WHAT YOU NEED TO DO
Without the pictures, copy all the entries below exactly.

Stored records:
########################################

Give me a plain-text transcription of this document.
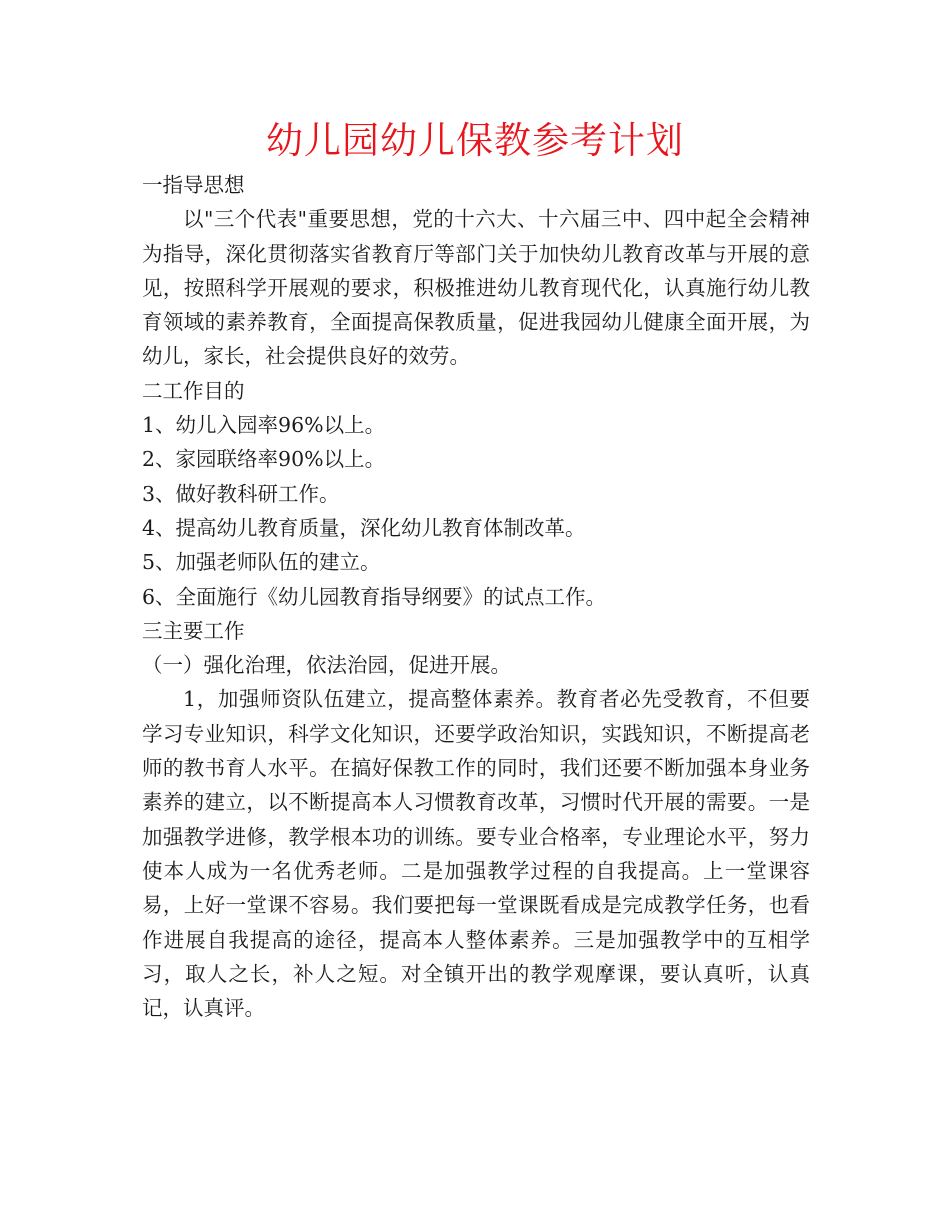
幼儿园幼儿保教参考计划

一指导思想

以"三个代表"重要思想，党的十六大、十六届三中、四中起全会精神为指导，深化贯彻落实省教育厅等部门关于加快幼儿教育改革与开展的意见，按照科学开展观的要求，积极推进幼儿教育现代化，认真施行幼儿教育领域的素养教育，全面提高保教质量，促进我园幼儿健康全面开展，为幼儿，家长，社会提供良好的效劳。

二工作目的

1、幼儿入园率96%以上。

2、家园联络率90%以上。

3、做好教科研工作。

4、提高幼儿教育质量，深化幼儿教育体制改革。

5、加强老师队伍的建立。

6、全面施行《幼儿园教育指导纲要》的试点工作。

三主要工作

（一）强化治理，依法治园，促进开展。

1，加强师资队伍建立，提高整体素养。教育者必先受教育，不但要学习专业知识，科学文化知识，还要学政治知识，实践知识，不断提高老师的教书育人水平。在搞好保教工作的同时，我们还要不断加强本身业务素养的建立，以不断提高本人习惯教育改革，习惯时代开展的需要。一是加强教学进修，教学根本功的训练。要专业合格率，专业理论水平，努力使本人成为一名优秀老师。二是加强教学过程的自我提高。上一堂课容易，上好一堂课不容易。我们要把每一堂课既看成是完成教学任务，也看作进展自我提高的途径，提高本人整体素养。三是加强教学中的互相学习，取人之长，补人之短。对全镇开出的教学观摩课，要认真听，认真记，认真评。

########################################

EXERCISE OUTPUT
Give me a plain-text transcription of this document.
幼儿园幼儿保教参考计划

一指导思想

以"三个代表"重要思想，党的十六大、十六届三中、四中起全会精神为指导，深化贯彻落实省教育厅等部门关于加快幼儿教育改革与开展的意见，按照科学开展观的要求，积极推进幼儿教育现代化，认真施行幼儿教育领域的素养教育，全面提高保教质量，促进我园幼儿健康全面开展，为幼儿，家长，社会提供良好的效劳。

二工作目的

1、幼儿入园率96%以上。

2、家园联络率90%以上。

3、做好教科研工作。

4、提高幼儿教育质量，深化幼儿教育体制改革。

5、加强老师队伍的建立。

6、全面施行《幼儿园教育指导纲要》的试点工作。

三主要工作

（一）强化治理，依法治园，促进开展。

1，加强师资队伍建立，提高整体素养。教育者必先受教育，不但要学习专业知识，科学文化知识，还要学政治知识，实践知识，不断提高老师的教书育人水平。在搞好保教工作的同时，我们还要不断加强本身业务素养的建立，以不断提高本人习惯教育改革，习惯时代开展的需要。一是加强教学进修，教学根本功的训练。要专业合格率，专业理论水平，努力使本人成为一名优秀老师。二是加强教学过程的自我提高。上一堂课容易，上好一堂课不容易。我们要把每一堂课既看成是完成教学任务，也看作进展自我提高的途径，提高本人整体素养。三是加强教学中的互相学习，取人之长，补人之短。对全镇开出的教学观摩课，要认真听，认真记，认真评。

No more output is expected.